Written problem:
In the listing below, count the lines with "Certification" and report only the figure.

Records for the task:
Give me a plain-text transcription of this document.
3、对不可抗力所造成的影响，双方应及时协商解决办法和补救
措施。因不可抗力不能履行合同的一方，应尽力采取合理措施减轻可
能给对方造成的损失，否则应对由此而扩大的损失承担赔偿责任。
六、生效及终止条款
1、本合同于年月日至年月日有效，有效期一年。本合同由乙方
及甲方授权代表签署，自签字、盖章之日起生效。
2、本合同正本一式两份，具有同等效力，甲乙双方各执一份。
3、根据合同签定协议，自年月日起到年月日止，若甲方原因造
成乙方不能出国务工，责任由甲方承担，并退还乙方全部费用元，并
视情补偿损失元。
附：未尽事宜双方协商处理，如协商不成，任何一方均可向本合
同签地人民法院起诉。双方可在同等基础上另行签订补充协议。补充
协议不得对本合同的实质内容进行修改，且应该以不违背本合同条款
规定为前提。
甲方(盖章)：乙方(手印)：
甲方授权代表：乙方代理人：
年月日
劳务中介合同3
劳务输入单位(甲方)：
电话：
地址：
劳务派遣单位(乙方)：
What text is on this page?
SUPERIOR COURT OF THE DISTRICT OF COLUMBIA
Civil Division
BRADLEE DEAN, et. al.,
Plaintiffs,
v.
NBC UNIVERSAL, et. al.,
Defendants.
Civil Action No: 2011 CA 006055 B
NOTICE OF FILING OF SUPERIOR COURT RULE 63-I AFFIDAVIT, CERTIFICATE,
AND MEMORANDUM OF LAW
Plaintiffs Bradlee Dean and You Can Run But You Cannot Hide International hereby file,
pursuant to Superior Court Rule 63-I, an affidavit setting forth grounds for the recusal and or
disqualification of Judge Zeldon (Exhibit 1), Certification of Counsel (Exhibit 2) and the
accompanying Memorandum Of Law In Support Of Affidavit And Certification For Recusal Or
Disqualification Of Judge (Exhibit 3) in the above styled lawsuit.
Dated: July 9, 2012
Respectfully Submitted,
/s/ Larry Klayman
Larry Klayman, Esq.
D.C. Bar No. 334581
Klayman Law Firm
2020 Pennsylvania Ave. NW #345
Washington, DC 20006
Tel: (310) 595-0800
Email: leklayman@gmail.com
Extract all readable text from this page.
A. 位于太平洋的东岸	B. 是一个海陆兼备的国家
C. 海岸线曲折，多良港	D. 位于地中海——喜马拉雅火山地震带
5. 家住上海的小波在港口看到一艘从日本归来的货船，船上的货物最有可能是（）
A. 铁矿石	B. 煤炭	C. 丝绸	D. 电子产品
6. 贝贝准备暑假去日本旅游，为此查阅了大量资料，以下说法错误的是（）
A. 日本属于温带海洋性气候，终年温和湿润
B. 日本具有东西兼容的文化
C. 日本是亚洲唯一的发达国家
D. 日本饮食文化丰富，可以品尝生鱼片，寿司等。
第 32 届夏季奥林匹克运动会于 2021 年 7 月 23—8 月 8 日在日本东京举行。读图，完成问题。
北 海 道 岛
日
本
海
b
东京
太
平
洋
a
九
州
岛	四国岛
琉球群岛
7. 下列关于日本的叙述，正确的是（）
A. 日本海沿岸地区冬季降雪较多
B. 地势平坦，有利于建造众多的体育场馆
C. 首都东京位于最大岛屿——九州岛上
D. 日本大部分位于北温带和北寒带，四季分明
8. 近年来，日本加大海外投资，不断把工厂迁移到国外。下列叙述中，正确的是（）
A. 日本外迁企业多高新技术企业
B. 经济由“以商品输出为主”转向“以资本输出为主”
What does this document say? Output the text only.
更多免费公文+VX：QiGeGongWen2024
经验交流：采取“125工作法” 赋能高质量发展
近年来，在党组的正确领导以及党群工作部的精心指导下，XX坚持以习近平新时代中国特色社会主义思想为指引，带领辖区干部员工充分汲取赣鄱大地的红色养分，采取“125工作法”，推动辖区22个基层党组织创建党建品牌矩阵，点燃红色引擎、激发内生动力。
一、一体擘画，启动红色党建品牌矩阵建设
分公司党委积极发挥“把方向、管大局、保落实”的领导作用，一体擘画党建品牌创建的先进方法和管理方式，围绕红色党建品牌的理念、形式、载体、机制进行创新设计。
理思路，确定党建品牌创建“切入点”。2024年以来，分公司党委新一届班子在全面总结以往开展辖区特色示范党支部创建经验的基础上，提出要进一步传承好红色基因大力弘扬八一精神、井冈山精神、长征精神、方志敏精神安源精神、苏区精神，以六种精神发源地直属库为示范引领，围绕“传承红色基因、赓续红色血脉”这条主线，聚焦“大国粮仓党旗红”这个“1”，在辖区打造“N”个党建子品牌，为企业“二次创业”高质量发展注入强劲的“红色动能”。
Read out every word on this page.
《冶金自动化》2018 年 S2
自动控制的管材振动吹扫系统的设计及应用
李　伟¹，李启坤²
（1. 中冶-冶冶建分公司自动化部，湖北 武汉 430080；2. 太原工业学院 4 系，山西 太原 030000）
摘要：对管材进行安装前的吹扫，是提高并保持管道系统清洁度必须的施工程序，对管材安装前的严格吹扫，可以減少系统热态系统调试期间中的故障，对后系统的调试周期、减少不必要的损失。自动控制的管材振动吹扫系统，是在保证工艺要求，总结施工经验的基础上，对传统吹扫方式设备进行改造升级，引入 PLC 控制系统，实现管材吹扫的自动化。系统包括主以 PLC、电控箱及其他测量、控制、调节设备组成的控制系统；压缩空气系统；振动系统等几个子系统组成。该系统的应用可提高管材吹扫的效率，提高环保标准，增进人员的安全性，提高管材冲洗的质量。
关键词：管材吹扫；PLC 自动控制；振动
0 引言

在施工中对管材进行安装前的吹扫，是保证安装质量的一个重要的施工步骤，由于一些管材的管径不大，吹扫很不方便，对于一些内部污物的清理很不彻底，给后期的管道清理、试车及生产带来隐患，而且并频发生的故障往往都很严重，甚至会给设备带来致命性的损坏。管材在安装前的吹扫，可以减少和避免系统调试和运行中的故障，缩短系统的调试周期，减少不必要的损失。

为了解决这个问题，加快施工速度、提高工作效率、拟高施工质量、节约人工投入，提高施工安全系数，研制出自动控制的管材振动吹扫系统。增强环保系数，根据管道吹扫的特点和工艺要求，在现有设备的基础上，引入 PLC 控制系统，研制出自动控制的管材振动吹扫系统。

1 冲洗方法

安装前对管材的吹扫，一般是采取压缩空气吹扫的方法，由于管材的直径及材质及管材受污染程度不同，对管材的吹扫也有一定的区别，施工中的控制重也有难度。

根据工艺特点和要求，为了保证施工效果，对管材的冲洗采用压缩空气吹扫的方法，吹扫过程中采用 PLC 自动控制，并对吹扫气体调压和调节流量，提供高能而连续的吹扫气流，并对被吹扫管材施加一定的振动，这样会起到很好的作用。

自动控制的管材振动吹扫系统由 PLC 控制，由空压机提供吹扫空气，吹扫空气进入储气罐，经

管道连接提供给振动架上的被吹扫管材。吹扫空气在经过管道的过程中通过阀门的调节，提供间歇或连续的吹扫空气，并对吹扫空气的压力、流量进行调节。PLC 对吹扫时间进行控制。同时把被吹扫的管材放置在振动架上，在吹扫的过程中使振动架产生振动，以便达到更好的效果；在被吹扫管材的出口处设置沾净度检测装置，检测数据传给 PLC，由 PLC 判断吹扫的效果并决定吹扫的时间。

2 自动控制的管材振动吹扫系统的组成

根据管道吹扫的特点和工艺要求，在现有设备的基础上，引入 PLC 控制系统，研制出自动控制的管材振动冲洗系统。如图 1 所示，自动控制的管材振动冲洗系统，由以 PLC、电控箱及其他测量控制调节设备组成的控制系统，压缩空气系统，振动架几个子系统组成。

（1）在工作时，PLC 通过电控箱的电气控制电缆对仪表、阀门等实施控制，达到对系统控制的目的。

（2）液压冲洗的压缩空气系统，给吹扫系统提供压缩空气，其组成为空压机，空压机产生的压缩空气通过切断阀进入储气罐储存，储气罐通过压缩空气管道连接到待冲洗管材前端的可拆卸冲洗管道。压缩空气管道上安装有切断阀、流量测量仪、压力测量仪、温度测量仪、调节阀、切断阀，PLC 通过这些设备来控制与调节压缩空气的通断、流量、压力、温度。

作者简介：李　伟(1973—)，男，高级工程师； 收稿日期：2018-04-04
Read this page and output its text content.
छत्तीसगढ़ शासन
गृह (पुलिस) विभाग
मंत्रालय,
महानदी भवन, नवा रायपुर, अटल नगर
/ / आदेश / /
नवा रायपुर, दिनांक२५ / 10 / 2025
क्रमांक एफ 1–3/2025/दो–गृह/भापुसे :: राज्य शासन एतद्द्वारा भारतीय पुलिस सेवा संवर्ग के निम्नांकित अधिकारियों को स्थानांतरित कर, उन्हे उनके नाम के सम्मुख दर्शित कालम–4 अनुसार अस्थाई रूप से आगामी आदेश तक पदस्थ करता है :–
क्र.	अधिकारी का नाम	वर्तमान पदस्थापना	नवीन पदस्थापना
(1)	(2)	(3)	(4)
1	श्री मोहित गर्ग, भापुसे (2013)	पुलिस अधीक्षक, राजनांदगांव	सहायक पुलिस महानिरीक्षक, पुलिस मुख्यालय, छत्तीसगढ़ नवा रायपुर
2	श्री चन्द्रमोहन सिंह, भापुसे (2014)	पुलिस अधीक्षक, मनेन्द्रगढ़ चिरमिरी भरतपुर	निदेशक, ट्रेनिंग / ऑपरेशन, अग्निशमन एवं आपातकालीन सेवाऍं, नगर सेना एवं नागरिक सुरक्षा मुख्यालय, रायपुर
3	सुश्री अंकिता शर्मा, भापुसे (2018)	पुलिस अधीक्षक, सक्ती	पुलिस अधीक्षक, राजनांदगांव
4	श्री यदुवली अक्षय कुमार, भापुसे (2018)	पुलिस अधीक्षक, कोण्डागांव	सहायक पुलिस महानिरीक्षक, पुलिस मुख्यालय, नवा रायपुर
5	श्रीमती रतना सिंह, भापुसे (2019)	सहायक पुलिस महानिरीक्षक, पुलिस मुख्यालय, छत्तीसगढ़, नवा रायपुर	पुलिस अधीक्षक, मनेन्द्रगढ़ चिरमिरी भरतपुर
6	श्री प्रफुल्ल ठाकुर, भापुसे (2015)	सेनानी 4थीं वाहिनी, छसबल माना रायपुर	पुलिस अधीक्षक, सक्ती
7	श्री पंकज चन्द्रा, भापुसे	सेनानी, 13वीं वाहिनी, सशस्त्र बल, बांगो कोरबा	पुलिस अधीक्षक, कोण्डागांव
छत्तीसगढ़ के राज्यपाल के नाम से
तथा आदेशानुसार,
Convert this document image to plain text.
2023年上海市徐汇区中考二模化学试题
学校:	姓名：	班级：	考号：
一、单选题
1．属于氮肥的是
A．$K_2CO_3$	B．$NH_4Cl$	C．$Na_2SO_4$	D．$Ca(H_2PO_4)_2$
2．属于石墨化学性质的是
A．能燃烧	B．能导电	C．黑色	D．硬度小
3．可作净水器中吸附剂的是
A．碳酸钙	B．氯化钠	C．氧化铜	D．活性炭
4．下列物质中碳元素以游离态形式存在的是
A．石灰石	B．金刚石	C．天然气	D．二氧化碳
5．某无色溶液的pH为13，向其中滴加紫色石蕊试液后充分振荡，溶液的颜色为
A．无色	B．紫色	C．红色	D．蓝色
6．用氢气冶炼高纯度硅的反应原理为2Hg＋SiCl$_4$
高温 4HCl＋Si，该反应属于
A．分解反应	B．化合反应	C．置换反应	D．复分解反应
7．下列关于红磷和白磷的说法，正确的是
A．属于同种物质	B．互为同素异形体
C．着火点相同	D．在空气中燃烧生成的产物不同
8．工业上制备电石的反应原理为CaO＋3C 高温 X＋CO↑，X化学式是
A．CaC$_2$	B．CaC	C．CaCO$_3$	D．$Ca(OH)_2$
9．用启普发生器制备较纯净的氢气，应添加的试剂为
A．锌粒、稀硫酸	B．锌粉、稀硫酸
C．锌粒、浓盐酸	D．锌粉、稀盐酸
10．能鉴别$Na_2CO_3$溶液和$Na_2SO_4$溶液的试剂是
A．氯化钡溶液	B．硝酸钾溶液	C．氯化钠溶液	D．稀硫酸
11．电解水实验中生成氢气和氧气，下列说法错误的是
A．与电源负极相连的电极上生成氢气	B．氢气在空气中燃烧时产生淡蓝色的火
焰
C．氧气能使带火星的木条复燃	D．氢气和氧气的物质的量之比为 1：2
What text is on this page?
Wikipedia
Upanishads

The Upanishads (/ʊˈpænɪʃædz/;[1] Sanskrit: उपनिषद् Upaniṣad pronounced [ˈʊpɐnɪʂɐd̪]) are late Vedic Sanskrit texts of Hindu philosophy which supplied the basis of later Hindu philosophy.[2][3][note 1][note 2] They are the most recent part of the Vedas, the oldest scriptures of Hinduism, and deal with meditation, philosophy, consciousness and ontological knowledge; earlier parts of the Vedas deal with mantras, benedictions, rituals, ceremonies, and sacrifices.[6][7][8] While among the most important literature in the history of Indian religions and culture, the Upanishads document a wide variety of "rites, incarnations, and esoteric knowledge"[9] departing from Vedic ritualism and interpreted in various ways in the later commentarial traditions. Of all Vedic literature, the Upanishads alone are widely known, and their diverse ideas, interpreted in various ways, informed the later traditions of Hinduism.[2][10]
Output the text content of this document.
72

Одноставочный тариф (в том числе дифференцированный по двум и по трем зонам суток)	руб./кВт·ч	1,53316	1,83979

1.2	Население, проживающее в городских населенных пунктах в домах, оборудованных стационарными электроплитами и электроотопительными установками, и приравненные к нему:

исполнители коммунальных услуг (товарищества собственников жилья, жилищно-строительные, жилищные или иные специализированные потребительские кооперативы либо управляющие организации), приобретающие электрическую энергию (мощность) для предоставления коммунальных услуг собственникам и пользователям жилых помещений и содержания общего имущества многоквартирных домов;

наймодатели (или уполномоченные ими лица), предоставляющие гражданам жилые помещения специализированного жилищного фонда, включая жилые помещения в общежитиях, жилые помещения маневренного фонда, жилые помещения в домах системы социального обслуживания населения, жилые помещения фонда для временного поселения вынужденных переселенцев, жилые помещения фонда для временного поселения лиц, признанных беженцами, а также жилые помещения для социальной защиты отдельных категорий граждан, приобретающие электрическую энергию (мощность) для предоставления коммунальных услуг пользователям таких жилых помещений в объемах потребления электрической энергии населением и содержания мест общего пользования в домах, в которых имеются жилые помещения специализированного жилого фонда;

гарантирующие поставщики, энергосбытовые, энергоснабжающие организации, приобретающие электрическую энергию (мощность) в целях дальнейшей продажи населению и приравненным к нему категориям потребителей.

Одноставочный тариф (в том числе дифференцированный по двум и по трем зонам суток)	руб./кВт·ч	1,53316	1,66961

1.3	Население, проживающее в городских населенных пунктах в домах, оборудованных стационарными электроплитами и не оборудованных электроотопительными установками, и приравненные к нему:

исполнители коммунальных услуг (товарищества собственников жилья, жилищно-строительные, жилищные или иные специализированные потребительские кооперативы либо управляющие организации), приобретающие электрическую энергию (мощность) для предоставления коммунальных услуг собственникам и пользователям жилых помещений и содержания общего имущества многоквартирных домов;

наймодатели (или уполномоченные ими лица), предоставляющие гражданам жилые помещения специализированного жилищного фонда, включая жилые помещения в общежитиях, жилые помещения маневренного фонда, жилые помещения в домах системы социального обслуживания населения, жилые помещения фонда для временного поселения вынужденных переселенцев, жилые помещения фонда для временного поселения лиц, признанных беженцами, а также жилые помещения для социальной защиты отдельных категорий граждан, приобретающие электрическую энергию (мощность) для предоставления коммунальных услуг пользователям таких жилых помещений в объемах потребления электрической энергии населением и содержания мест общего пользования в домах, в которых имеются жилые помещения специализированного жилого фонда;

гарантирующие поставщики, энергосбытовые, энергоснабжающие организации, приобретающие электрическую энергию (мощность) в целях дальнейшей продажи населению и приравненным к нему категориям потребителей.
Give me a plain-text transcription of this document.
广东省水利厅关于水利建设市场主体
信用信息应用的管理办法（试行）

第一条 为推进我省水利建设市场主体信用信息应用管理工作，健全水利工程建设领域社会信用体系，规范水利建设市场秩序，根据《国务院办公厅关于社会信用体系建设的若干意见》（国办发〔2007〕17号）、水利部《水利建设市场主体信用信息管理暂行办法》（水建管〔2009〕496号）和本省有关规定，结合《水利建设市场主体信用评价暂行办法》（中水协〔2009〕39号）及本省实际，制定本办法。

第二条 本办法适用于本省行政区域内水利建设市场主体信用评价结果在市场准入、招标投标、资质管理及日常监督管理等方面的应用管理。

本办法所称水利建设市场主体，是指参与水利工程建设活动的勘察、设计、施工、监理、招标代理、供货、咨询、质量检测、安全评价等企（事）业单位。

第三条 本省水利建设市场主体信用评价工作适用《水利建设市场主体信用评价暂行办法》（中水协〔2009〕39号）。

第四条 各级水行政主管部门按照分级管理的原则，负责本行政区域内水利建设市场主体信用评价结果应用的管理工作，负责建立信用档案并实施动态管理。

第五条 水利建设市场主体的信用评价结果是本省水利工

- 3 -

Answer to this exercise:
2